> Job:
Would you return the complete listing below word for word?

> Supplied material:
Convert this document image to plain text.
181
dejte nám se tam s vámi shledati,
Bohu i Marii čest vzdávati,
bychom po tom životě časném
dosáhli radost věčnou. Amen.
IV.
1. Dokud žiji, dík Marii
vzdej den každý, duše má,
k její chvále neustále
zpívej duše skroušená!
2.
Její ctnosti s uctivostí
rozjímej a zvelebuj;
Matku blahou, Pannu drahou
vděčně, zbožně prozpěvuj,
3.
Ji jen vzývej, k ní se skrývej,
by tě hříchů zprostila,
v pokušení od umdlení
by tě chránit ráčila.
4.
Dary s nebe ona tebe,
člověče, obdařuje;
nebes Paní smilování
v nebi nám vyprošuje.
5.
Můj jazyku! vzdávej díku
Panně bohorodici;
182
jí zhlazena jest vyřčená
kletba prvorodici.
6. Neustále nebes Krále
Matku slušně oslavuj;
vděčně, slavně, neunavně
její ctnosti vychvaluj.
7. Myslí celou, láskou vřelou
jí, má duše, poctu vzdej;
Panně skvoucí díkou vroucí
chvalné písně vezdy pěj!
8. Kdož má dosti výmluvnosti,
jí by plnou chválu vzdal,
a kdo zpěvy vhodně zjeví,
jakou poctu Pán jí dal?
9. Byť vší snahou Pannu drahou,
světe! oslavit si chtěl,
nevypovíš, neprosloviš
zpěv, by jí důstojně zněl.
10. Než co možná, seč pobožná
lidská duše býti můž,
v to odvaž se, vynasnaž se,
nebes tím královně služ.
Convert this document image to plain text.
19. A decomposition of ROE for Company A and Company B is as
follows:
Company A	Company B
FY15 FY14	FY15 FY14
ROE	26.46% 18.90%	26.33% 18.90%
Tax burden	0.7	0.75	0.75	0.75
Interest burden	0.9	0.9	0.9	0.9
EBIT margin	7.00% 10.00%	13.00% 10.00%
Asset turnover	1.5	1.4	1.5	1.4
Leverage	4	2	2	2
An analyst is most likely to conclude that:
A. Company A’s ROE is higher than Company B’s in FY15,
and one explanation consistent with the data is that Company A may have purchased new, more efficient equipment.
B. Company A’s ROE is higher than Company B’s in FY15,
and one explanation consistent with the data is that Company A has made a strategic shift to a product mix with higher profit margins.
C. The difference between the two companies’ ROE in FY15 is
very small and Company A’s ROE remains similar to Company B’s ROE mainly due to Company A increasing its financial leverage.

> The completed task:
Convert this document image to plain text.
181
dejte nám se tam s vámi shledati,
Bohu i Marii čest vzdávati,
bychom po tom životě časném
dosáhli radost věčnou. Amen.
IV.
1. Dokud žiji, dík Marii
vzdej den každý, duše má,
k její chvále neustále
zpívej duše skroušená!
2.
Její ctnosti s uctivostí
rozjímej a zvelebuj;
Matku blahou, Pannu drahou
vděčně, zbožně prozpěvuj,
3.
Ji jen vzývej, k ní se skrývej,
by tě hříchů zprostila,
v pokušení od umdlení
by tě chránit ráčila.
4.
Dary s nebe ona tebe,
člověče, obdařuje;
nebes Paní smilování
v nebi nám vyprošuje.
5.
Můj jazyku! vzdávej díku
Panně bohorodici;
182
jí zhlazena jest vyřčená
kletba prvorodici.
6. Neustále nebes Krále
Matku slušně oslavuj;
vděčně, slavně, neunavně
její ctnosti vychvaluj.
7. Myslí celou, láskou vřelou
jí, má duše, poctu vzdej;
Panně skvoucí díkou vroucí
chvalné písně vezdy pěj!
8. Kdož má dosti výmluvnosti,
jí by plnou chválu vzdal,
a kdo zpěvy vhodně zjeví,
jakou poctu Pán jí dal?
9. Byť vší snahou Pannu drahou,
světe! oslavit si chtěl,
nevypovíš, neprosloviš
zpěv, by jí důstojně zněl.
10. Než co možná, seč pobožná
lidská duše býti můž,
v to odvaž se, vynasnaž se,
nebes tím královně služ.
Convert this document image to plain text.
19. A decomposition of ROE for Company A and Company B is as
follows:
Company A	Company B
FY15 FY14	FY15 FY14
ROE	26.46% 18.90%	26.33% 18.90%
Tax burden	0.7	0.75	0.75	0.75
Interest burden	0.9	0.9	0.9	0.9
EBIT margin	7.00% 10.00%	13.00% 10.00%
Asset turnover	1.5	1.4	1.5	1.4
Leverage	4	2	2	2
An analyst is most likely to conclude that:
A. Company A’s ROE is higher than Company B’s in FY15,
and one explanation consistent with the data is that Company A may have purchased new, more efficient equipment.
B. Company A’s ROE is higher than Company B’s in FY15,
and one explanation consistent with the data is that Company A has made a strategic shift to a product mix with higher profit margins.
C. The difference between the two companies’ ROE in FY15 is
very small and Company A’s ROE remains similar to Company B’s ROE mainly due to Company A increasing its financial leverage.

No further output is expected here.